● WHAT YOU ARE ASKED TO DO
Copy out the material below word for word, beginning with the first line and continuing through the line containing "home-grid-icon <box>29 147 49 167</box>", with both of those lines included.

● ENTRIES
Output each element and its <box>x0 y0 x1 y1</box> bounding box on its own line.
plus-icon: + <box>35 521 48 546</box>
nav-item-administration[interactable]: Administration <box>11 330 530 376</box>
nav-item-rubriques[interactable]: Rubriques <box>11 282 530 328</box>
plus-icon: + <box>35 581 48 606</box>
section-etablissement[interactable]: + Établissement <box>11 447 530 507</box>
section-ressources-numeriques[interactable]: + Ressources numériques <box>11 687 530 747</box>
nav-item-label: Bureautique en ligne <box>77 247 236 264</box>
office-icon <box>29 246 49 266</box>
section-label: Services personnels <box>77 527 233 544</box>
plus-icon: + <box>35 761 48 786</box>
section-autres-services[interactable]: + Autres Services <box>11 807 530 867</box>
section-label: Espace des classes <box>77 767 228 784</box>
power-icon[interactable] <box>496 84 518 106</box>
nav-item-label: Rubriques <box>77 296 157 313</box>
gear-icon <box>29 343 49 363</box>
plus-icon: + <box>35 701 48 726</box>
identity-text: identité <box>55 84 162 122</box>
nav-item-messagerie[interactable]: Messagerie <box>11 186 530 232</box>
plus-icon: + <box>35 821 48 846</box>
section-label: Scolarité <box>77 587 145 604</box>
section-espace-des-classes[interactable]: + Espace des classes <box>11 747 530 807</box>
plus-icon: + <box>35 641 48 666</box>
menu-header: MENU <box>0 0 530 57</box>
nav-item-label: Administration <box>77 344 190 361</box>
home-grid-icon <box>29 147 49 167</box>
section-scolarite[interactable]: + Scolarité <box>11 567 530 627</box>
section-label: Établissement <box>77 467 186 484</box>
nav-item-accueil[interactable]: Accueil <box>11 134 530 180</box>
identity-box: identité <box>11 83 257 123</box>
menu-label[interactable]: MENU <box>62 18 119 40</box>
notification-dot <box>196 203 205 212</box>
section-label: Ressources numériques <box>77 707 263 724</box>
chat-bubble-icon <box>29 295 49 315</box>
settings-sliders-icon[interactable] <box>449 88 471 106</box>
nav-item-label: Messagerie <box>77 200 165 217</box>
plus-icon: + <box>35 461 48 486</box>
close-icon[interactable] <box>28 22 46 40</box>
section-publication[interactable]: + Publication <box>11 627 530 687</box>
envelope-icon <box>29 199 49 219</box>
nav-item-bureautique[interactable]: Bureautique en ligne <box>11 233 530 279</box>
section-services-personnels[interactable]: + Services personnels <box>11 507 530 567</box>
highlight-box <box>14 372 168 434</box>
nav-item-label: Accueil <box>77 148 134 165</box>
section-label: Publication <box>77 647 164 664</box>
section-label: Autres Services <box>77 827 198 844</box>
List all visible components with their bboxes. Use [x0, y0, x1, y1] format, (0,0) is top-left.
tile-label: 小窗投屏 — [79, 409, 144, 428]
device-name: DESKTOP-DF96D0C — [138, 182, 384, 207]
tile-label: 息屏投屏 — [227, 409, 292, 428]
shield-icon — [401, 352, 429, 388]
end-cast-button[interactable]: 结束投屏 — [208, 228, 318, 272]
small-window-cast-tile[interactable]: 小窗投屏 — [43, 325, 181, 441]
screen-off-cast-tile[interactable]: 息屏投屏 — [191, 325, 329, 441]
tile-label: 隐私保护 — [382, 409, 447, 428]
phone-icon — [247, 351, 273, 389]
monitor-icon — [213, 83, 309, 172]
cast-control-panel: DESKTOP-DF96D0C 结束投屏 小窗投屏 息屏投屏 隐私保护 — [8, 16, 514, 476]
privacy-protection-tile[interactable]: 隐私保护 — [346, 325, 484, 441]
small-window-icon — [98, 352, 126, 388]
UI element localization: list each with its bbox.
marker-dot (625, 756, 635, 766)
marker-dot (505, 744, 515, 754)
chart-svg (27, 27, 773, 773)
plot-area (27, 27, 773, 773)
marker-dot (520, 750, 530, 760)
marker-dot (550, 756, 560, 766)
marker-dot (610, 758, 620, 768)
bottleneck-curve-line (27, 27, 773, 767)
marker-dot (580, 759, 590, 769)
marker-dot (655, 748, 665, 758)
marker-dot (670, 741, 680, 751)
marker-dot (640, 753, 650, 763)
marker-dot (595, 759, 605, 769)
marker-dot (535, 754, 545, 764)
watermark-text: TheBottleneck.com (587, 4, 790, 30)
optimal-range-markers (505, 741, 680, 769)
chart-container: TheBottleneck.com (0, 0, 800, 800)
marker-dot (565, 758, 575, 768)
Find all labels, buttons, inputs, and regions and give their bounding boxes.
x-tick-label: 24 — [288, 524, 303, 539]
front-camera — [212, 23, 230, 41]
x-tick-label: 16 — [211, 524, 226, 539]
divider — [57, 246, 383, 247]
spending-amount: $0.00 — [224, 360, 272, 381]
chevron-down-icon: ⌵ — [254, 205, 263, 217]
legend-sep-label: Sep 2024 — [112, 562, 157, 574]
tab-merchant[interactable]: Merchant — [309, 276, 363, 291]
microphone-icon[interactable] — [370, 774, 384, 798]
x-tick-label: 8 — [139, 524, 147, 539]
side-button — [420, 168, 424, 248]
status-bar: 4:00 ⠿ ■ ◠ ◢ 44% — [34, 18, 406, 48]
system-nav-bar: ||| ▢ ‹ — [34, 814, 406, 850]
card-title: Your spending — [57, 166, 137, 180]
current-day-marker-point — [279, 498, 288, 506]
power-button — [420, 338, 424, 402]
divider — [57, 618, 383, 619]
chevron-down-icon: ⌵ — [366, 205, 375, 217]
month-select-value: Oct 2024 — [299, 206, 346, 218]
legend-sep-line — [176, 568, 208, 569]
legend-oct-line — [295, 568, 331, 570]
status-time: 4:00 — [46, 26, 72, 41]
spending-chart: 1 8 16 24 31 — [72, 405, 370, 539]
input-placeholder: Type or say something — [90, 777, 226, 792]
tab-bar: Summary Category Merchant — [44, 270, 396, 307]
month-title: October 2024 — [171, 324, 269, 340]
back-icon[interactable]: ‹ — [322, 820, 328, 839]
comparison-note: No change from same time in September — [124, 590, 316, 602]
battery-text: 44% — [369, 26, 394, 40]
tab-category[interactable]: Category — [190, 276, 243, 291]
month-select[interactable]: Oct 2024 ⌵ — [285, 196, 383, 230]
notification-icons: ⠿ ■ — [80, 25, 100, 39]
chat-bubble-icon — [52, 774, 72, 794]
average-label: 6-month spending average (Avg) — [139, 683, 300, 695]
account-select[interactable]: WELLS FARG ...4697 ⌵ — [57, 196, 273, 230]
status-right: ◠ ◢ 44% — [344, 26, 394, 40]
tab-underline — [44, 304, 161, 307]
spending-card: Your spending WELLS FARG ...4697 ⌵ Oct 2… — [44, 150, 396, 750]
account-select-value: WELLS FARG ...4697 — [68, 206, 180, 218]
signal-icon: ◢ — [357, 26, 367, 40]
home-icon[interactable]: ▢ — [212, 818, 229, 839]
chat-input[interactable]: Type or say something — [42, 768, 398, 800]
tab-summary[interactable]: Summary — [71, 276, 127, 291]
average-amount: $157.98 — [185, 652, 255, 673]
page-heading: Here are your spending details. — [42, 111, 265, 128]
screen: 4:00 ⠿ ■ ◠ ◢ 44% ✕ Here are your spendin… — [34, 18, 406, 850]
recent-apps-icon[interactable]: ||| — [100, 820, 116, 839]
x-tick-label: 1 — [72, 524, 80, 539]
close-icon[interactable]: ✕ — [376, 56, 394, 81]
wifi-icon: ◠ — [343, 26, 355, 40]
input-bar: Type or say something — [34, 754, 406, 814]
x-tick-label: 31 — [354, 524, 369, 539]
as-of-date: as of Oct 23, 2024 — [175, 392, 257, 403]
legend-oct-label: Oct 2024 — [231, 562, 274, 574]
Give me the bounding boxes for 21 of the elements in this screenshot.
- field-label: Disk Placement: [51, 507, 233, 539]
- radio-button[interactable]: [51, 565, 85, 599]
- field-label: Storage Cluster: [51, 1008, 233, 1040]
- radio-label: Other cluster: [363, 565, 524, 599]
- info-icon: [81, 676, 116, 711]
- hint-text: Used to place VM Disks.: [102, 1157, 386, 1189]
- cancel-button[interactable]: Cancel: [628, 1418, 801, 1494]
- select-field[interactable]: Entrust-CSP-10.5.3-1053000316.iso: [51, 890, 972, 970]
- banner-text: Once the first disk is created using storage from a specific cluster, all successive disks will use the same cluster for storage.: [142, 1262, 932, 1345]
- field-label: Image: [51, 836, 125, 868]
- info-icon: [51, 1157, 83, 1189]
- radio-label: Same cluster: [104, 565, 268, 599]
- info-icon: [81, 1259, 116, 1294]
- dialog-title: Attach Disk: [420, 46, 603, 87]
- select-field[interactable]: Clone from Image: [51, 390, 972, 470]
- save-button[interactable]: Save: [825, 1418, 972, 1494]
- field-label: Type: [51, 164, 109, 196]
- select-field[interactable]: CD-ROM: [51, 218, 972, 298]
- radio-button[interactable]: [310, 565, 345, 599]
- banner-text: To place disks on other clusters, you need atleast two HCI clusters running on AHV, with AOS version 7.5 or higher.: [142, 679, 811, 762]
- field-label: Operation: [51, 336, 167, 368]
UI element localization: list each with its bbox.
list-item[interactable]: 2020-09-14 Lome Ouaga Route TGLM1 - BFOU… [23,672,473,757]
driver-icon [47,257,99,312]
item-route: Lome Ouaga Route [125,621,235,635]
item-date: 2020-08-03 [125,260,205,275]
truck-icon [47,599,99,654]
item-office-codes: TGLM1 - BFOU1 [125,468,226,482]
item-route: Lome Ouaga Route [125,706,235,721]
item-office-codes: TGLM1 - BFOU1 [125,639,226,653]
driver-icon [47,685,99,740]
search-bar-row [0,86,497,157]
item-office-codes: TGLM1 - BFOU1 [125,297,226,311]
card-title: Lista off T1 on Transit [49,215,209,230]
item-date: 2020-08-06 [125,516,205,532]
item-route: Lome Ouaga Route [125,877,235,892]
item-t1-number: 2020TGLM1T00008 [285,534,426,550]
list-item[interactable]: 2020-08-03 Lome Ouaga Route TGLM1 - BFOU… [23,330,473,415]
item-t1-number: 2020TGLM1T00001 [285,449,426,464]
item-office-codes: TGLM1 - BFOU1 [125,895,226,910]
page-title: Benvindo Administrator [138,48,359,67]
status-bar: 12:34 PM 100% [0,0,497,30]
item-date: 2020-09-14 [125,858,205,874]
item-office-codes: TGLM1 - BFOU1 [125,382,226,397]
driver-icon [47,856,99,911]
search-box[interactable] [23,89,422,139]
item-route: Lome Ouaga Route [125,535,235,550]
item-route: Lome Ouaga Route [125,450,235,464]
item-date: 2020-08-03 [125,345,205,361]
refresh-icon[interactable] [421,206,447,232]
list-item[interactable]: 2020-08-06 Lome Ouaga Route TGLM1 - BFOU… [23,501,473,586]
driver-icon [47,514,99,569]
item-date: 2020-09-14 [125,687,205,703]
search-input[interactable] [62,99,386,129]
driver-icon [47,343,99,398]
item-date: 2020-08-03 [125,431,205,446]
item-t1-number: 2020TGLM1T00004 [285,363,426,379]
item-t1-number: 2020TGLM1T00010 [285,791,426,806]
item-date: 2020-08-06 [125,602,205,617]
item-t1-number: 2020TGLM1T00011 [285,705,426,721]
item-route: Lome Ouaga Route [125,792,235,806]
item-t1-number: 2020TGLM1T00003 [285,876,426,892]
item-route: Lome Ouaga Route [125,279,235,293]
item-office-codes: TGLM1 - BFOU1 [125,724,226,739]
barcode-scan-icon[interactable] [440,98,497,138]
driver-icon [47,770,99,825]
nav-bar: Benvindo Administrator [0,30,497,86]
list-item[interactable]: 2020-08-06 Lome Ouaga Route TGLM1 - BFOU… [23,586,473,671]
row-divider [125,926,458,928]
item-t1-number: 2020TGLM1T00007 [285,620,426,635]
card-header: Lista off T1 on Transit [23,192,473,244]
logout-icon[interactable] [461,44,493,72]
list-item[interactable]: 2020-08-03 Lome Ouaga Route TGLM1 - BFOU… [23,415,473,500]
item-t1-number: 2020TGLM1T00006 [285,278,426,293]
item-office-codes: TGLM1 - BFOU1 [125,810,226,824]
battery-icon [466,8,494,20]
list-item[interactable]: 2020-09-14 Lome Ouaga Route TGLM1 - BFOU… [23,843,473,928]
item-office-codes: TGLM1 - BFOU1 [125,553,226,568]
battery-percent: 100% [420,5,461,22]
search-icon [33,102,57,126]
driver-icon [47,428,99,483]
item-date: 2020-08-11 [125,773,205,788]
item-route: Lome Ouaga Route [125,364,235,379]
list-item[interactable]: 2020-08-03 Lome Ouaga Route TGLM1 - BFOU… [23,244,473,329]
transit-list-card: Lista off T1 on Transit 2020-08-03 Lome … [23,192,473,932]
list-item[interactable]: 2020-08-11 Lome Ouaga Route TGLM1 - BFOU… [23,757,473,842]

● EXERCISE RESULT
Output each element and its <box>x0 y0 x1 y1</box> bounding box on its own line.
plus-icon: + <box>35 521 48 546</box>
nav-item-administration[interactable]: Administration <box>11 330 530 376</box>
nav-item-rubriques[interactable]: Rubriques <box>11 282 530 328</box>
plus-icon: + <box>35 581 48 606</box>
section-etablissement[interactable]: + Établissement <box>11 447 530 507</box>
section-ressources-numeriques[interactable]: + Ressources numériques <box>11 687 530 747</box>
nav-item-label: Bureautique en ligne <box>77 247 236 264</box>
office-icon <box>29 246 49 266</box>
section-label: Services personnels <box>77 527 233 544</box>
plus-icon: + <box>35 761 48 786</box>
section-autres-services[interactable]: + Autres Services <box>11 807 530 867</box>
section-label: Espace des classes <box>77 767 228 784</box>
power-icon[interactable] <box>496 84 518 106</box>
nav-item-label: Rubriques <box>77 296 157 313</box>
gear-icon <box>29 343 49 363</box>
plus-icon: + <box>35 701 48 726</box>
identity-text: identité <box>55 84 162 122</box>
nav-item-messagerie[interactable]: Messagerie <box>11 186 530 232</box>
plus-icon: + <box>35 821 48 846</box>
section-label: Scolarité <box>77 587 145 604</box>
section-espace-des-classes[interactable]: + Espace des classes <box>11 747 530 807</box>
plus-icon: + <box>35 641 48 666</box>
menu-header: MENU <box>0 0 530 57</box>
nav-item-label: Administration <box>77 344 190 361</box>
home-grid-icon <box>29 147 49 167</box>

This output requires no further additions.